=== DIRECTIONS FOR THIS TASK ===
Reproduce this listing in full.

(Stored data)
** START **

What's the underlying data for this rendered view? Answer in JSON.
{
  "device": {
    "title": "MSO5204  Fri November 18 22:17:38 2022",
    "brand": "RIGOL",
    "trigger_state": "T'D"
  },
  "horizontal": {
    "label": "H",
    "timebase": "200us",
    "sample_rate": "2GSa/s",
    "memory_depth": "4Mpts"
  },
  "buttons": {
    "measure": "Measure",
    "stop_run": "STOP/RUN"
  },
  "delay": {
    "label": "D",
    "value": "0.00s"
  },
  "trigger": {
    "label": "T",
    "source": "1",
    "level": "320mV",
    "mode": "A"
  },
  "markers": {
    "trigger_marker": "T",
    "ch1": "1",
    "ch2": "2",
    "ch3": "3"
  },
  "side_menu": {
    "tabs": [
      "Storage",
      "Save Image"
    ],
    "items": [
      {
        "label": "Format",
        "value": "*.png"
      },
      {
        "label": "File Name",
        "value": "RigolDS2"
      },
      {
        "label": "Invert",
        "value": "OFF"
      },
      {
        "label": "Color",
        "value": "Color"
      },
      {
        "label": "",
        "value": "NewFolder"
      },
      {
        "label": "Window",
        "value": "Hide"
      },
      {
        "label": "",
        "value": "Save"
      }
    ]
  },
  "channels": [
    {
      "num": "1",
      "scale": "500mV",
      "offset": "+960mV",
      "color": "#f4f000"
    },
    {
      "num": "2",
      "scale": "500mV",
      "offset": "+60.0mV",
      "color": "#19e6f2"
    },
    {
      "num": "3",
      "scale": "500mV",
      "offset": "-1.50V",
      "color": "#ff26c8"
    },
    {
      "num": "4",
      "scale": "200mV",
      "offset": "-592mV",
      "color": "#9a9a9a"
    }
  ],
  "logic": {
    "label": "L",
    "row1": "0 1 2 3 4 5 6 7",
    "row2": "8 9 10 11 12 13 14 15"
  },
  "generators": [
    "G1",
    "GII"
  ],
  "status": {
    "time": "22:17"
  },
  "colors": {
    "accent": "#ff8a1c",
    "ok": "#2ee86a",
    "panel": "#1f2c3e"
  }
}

** END **

=== THE OUTPUT ===
What's the underlying data for this rendered view? Answer in JSON.
{
  "device": {
    "title": "MSO5204  Fri November 18 22:17:38 2022",
    "brand": "RIGOL",
    "trigger_state": "T'D"
  },
  "horizontal": {
    "label": "H",
    "timebase": "200us",
    "sample_rate": "2GSa/s",
    "memory_depth": "4Mpts"
  },
  "buttons": {
    "measure": "Measure",
    "stop_run": "STOP/RUN"
  },
  "delay": {
    "label": "D",
    "value": "0.00s"
  },
  "trigger": {
    "label": "T",
    "source": "1",
    "level": "320mV",
    "mode": "A"
  },
  "markers": {
    "trigger_marker": "T",
    "ch1": "1",
    "ch2": "2",
    "ch3": "3"
  },
  "side_menu": {
    "tabs": [
      "Storage",
      "Save Image"
    ],
    "items": [
      {
        "label": "Format",
        "value": "*.png"
      },
      {
        "label": "File Name",
        "value": "RigolDS2"
      },
      {
        "label": "Invert",
        "value": "OFF"
      },
      {
        "label": "Color",
        "value": "Color"
      },
      {
        "label": "",
        "value": "NewFolder"
      },
      {
        "label": "Window",
        "value": "Hide"
      },
      {
        "label": "",
        "value": "Save"
      }
    ]
  },
  "channels": [
    {
      "num": "1",
      "scale": "500mV",
      "offset": "+960mV",
      "color": "#f4f000"
    },
    {
      "num": "2",
      "scale": "500mV",
      "offset": "+60.0mV",
      "color": "#19e6f2"
    },
    {
      "num": "3",
      "scale": "500mV",
      "offset": "-1.50V",
      "color": "#ff26c8"
    },
    {
      "num": "4",
      "scale": "200mV",
      "offset": "-592mV",
      "color": "#9a9a9a"
    }
  ],
  "logic": {
    "label": "L",
    "row1": "0 1 2 3 4 5 6 7",
    "row2": "8 9 10 11 12 13 14 15"
  },
  "generators": [
    "G1",
    "GII"
  ],
  "status": {
    "time": "22:17"
  },
  "colors": {
    "accent": "#ff8a1c",
    "ok": "#2ee86a",
    "panel": "#1f2c3e"
  }
}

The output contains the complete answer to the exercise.